[Exercise instructions] Every line below that holds the string "opinion" should be copied out.

- - - - - - -

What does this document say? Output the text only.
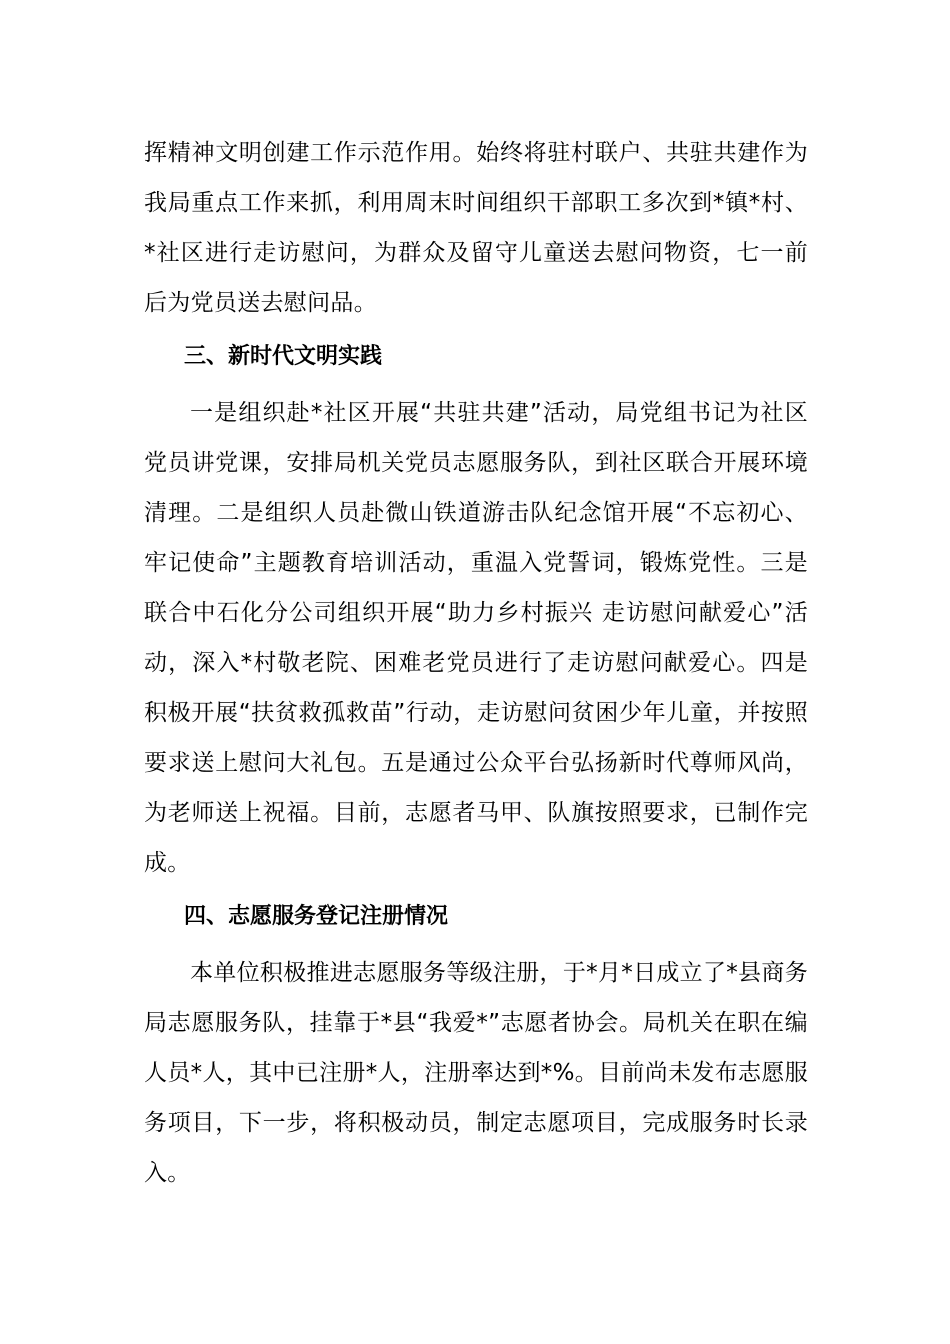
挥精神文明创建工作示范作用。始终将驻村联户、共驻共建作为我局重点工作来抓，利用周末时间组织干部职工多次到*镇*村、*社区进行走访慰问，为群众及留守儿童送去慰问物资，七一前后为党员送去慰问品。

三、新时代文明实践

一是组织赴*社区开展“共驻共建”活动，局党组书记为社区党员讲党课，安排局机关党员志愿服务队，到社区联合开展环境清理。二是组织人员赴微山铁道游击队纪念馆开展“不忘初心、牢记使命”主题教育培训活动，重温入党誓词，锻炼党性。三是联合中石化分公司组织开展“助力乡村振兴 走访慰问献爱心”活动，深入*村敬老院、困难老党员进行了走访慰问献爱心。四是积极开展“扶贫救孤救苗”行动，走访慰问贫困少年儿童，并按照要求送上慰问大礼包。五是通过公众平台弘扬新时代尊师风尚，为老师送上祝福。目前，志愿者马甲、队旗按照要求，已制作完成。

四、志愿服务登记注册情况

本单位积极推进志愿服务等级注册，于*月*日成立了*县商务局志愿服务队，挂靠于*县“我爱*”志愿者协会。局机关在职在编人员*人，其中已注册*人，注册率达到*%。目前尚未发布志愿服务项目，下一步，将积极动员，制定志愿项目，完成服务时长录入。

- - - - - - -

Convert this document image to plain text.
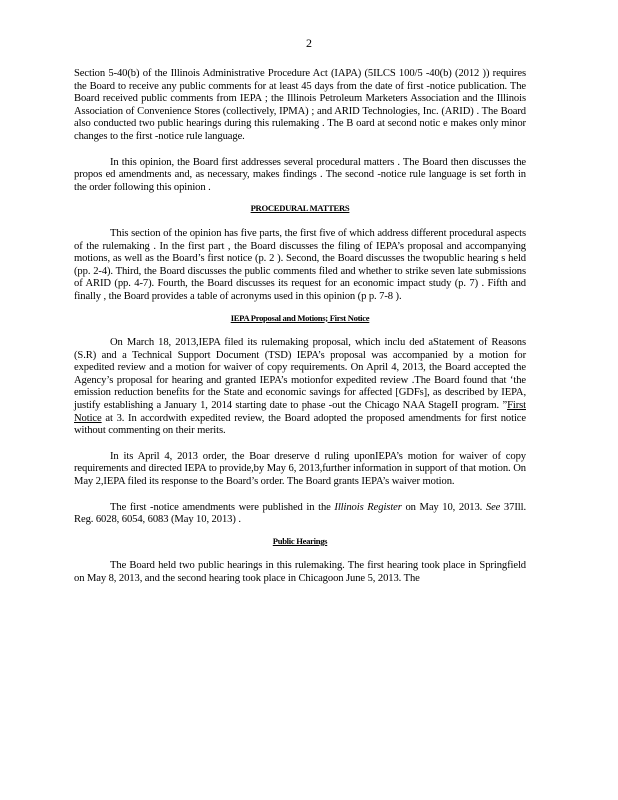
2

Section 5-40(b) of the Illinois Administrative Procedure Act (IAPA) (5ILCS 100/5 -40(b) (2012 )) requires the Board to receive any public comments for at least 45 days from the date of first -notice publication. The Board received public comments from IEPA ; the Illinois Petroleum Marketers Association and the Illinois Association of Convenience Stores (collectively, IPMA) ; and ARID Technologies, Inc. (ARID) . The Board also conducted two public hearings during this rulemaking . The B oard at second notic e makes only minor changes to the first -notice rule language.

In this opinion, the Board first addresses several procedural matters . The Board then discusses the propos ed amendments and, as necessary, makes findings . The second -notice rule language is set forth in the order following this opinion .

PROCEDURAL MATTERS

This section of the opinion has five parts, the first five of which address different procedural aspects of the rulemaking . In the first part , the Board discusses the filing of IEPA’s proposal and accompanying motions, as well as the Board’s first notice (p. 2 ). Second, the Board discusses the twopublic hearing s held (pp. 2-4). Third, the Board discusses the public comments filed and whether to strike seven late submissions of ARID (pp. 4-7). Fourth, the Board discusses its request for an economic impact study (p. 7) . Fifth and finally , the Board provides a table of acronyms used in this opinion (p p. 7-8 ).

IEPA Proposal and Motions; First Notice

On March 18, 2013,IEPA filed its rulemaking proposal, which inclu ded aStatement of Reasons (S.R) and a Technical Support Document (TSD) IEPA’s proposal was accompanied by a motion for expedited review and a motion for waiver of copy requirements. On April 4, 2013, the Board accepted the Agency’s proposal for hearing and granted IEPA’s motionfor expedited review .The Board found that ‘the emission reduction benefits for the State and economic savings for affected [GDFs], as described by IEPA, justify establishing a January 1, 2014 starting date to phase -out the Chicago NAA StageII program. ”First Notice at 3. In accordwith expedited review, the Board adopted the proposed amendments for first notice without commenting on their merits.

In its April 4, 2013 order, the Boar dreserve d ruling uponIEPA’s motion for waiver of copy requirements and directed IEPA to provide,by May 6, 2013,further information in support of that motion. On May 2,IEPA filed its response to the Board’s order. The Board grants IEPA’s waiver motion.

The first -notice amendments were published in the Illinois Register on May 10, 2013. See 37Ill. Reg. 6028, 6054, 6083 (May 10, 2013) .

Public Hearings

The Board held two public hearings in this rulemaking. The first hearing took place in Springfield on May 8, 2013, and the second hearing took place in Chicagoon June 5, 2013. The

- - - - - - -

[Full output]
In this opinion, the Board first addresses several procedural matters . The Board then discusses the propos ed amendments and, as necessary, makes findings . The second -notice rule language is set forth in the order following this opinion .
This section of the opinion has five parts, the first five of which address different procedural aspects of the rulemaking . In the first part , the Board discusses the filing of IEPA’s proposal and accompanying motions, as well as the Board’s first notice (p. 2 ). Second, the Board discusses the twopublic hearing s held (pp. 2-4). Third, the Board discusses the public comments filed and whether to strike seven late submissions of ARID (pp. 4-7). Fourth, the Board discusses its request for an economic impact study (p. 7) . Fifth and finally , the Board provides a table of acronyms used in this opinion (p p. 7-8 ).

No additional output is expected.